**Problem**. Below are records. Count every line containing the word "Сергей" and give the number alone.

**Data supplied**.
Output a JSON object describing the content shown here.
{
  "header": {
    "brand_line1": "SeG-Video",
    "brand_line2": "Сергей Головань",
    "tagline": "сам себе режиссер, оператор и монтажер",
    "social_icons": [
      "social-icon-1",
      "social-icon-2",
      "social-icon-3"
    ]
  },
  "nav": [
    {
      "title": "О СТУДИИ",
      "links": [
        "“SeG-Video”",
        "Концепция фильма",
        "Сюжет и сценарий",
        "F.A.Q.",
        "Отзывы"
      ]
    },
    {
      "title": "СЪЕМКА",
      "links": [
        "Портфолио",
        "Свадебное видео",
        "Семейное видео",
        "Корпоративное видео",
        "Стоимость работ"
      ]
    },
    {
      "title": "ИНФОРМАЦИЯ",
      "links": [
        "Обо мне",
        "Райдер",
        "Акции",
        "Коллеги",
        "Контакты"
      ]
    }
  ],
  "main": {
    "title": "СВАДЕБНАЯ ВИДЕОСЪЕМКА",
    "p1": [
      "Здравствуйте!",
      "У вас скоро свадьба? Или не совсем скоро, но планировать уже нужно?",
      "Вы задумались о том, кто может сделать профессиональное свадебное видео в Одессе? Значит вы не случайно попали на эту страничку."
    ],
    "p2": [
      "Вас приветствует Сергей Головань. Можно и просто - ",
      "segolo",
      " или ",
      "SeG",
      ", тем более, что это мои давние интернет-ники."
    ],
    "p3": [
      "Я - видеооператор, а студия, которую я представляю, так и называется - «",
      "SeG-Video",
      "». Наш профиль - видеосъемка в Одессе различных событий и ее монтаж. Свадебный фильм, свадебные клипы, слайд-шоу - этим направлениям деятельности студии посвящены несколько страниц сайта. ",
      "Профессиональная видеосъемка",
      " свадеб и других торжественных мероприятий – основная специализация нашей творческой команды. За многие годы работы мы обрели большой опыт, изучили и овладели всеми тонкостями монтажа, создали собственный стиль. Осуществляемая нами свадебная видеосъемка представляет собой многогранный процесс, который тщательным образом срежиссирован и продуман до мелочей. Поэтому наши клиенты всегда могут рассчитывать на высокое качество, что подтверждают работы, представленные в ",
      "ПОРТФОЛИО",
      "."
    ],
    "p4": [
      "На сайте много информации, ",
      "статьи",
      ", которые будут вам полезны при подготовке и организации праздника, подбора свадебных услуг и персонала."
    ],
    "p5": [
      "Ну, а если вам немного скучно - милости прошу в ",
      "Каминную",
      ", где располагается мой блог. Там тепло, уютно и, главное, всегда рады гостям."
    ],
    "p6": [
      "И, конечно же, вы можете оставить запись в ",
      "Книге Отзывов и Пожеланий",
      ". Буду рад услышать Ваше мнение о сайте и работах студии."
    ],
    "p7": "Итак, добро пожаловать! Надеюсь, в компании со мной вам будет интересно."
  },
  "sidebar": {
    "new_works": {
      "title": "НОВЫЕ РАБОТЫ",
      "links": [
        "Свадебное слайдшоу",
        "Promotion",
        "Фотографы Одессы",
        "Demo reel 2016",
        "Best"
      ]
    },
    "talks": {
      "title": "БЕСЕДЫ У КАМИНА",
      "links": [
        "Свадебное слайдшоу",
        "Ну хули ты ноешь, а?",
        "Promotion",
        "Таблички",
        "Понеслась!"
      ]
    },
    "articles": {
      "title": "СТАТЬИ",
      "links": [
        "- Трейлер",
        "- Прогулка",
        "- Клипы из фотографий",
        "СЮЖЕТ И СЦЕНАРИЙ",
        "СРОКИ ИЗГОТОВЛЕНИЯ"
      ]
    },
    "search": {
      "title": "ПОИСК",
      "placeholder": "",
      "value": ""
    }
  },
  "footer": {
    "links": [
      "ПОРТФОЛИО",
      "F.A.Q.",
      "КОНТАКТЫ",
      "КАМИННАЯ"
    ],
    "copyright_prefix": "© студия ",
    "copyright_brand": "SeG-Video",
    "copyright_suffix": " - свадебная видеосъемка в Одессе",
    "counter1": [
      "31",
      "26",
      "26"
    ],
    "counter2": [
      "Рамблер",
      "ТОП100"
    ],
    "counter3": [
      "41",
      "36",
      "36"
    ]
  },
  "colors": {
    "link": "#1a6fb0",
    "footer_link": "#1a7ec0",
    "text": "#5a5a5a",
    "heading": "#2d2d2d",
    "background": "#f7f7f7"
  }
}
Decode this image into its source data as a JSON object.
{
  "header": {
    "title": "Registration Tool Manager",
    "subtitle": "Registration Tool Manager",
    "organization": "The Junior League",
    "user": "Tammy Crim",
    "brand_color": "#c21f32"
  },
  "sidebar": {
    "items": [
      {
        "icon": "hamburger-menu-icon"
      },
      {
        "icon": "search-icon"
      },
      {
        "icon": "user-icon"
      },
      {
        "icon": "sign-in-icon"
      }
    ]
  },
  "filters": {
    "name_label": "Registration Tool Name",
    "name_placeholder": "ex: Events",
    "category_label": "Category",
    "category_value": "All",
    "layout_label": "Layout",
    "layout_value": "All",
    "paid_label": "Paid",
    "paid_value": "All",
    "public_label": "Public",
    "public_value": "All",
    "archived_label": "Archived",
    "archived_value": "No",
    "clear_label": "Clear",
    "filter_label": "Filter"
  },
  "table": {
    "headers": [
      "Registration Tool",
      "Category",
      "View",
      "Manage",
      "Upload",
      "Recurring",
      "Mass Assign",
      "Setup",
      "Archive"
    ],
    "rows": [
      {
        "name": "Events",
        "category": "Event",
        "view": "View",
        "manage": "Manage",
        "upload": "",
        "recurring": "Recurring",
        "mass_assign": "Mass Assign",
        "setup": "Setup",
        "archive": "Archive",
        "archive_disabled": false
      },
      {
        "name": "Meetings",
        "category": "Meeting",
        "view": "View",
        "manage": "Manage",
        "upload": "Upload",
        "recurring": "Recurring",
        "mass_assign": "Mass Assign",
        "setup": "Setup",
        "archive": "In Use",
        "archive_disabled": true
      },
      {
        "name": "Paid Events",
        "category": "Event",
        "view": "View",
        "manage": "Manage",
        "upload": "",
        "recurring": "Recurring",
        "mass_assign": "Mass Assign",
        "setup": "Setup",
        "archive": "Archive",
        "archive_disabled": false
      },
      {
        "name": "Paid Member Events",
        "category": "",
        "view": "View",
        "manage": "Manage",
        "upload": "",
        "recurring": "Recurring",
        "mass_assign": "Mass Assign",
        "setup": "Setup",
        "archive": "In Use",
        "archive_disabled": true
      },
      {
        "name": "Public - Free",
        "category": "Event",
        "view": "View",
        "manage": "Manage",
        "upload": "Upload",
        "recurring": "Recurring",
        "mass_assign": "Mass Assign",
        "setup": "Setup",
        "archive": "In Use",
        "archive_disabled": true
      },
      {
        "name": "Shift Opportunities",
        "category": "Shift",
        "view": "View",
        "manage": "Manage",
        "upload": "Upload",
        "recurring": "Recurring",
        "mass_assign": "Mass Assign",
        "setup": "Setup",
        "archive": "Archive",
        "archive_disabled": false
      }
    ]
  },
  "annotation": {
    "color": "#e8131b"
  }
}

**Result of this task**. 2